Each line in the entries below that holds the string "meningkatkan" is to be listed.

--- START Dataset entries ---

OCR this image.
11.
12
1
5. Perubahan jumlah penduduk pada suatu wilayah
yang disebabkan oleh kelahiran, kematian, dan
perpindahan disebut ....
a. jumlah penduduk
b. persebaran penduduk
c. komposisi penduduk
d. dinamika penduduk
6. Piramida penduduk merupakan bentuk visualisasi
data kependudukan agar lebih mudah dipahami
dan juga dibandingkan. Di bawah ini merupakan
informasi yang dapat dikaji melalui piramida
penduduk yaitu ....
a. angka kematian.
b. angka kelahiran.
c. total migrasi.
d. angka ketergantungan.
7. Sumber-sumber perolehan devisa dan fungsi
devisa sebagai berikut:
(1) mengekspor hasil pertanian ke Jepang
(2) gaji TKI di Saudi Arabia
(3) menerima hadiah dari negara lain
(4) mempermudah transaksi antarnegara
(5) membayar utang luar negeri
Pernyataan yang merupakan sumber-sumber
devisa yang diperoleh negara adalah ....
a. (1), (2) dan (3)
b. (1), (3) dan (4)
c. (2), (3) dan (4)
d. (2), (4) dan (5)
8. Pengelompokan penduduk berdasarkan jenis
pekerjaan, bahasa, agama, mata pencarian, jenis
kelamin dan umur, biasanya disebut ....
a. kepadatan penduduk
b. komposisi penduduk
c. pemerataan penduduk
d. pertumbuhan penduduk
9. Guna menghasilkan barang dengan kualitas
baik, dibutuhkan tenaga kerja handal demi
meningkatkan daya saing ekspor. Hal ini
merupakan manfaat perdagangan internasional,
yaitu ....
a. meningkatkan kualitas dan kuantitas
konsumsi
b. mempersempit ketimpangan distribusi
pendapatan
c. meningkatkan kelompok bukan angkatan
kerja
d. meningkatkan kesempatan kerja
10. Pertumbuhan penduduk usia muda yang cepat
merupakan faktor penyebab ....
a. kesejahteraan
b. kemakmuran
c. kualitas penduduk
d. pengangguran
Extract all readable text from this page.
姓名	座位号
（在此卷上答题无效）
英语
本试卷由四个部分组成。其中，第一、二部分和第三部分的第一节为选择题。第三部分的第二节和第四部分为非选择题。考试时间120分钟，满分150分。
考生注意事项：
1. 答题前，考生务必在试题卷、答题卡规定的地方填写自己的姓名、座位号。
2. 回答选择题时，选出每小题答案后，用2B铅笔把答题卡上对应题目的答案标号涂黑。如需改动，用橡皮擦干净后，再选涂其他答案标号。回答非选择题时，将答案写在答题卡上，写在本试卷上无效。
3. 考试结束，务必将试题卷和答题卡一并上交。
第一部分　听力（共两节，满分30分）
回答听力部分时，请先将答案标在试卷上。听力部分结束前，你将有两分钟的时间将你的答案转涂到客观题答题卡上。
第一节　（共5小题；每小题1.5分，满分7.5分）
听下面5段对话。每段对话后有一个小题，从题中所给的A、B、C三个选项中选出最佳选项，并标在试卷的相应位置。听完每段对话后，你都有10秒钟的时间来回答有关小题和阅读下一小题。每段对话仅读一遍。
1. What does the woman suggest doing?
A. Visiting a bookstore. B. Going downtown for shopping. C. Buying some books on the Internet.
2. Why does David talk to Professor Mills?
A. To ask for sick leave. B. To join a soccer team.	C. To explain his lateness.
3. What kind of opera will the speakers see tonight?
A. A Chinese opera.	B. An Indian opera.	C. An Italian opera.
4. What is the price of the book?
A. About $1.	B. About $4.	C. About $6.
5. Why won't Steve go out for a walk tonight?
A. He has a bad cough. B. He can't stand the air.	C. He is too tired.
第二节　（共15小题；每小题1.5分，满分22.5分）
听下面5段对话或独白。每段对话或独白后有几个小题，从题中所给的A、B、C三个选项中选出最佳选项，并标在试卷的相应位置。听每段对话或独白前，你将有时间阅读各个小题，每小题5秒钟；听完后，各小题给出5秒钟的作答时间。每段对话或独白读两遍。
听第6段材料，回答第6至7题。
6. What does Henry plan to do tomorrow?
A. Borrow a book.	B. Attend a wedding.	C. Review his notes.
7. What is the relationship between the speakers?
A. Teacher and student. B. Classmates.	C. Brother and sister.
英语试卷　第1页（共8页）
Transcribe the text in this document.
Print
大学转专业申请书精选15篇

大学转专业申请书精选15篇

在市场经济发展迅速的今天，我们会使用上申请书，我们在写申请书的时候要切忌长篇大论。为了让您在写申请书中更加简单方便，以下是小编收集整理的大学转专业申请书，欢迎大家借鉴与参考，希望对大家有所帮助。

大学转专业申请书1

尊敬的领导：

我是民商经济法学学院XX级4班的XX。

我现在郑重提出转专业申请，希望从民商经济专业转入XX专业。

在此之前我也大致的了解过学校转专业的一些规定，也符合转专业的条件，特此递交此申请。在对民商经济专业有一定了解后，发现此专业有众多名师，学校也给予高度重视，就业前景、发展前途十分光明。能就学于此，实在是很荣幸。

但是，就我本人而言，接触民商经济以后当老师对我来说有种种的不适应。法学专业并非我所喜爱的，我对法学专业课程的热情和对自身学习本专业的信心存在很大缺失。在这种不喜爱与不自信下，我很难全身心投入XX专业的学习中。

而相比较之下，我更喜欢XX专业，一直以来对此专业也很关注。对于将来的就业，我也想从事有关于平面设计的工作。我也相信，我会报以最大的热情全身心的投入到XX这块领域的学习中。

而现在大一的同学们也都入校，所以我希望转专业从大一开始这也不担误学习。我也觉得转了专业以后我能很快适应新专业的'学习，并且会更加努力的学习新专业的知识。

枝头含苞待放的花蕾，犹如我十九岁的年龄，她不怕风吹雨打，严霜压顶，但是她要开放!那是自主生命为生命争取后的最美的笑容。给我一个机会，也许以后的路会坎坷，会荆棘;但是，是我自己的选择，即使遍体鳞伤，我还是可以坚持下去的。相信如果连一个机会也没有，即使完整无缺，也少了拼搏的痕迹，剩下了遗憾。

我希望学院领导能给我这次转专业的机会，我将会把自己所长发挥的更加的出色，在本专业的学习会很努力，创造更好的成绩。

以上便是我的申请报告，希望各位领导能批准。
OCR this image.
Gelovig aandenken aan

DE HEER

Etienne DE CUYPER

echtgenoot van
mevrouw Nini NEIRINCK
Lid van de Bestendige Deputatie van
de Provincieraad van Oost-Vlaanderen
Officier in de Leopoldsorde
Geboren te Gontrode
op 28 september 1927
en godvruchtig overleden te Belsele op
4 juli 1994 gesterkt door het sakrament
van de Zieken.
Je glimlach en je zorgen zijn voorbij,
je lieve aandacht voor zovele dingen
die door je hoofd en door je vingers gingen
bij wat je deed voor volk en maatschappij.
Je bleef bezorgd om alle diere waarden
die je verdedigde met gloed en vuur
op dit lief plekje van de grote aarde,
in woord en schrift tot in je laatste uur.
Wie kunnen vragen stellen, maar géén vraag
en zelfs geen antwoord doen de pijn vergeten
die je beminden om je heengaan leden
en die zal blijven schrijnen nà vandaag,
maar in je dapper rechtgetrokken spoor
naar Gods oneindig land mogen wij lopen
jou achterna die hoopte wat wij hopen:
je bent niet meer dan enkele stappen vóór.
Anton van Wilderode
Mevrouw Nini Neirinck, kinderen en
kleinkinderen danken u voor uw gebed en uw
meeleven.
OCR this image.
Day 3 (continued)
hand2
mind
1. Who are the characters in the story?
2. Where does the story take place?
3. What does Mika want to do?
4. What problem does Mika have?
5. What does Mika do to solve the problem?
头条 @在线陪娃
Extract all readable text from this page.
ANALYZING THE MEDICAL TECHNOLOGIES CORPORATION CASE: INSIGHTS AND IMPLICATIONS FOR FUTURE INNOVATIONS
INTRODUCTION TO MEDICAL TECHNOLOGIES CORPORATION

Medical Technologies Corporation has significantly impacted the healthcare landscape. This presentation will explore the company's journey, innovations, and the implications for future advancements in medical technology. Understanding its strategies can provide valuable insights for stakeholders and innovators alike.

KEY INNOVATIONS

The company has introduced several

--- END Dataset entries ---

→ Full solution
meningkatkan daya saing ekspor. Hal ini
a. meningkatkan kualitas dan kuantitas
c. meningkatkan kelompok bukan angkatan
d. meningkatkan kesempatan kerja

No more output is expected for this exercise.